MATERIAL FOR THE TASK:
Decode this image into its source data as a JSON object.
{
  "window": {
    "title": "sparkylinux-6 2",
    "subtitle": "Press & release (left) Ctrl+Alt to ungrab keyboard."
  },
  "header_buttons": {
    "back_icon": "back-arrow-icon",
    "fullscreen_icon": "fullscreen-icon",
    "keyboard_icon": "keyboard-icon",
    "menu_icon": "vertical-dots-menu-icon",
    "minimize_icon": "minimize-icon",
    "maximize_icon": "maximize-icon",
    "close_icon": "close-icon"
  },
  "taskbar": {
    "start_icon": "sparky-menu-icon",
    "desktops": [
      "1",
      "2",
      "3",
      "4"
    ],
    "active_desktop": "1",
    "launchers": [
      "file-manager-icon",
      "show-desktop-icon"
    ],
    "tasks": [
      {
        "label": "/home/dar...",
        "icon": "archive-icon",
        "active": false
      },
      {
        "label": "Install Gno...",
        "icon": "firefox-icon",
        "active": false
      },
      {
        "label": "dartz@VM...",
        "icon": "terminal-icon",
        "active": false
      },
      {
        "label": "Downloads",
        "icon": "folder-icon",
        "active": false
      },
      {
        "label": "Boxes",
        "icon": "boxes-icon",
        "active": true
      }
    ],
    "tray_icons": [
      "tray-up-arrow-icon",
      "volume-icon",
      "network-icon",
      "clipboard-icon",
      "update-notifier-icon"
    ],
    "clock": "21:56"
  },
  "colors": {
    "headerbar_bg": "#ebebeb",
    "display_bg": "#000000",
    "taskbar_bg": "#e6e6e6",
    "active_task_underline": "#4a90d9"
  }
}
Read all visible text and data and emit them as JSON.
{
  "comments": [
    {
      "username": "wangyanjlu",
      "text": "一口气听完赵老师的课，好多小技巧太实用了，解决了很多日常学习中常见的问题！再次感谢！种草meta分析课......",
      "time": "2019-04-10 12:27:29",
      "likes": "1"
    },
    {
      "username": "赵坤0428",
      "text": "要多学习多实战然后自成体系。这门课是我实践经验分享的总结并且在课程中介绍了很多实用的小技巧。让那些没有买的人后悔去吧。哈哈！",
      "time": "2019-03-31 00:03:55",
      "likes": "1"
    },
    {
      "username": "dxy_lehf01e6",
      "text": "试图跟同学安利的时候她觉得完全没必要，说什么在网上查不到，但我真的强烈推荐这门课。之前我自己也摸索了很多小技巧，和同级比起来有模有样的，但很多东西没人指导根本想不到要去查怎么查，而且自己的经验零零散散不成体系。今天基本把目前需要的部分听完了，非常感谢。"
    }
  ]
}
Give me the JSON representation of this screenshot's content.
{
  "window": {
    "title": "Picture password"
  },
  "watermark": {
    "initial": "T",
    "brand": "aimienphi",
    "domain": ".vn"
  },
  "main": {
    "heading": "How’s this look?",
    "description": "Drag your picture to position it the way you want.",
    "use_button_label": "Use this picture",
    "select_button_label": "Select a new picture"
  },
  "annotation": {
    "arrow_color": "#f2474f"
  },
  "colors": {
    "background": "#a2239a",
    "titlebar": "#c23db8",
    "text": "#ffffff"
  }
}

TASK GOAL: Scan the material above. Copy each line where "data" occurs.

EXERCISE RESULT:
Decode this image into its source data as a JSON object.
Read all visible text and data and emit them as JSON.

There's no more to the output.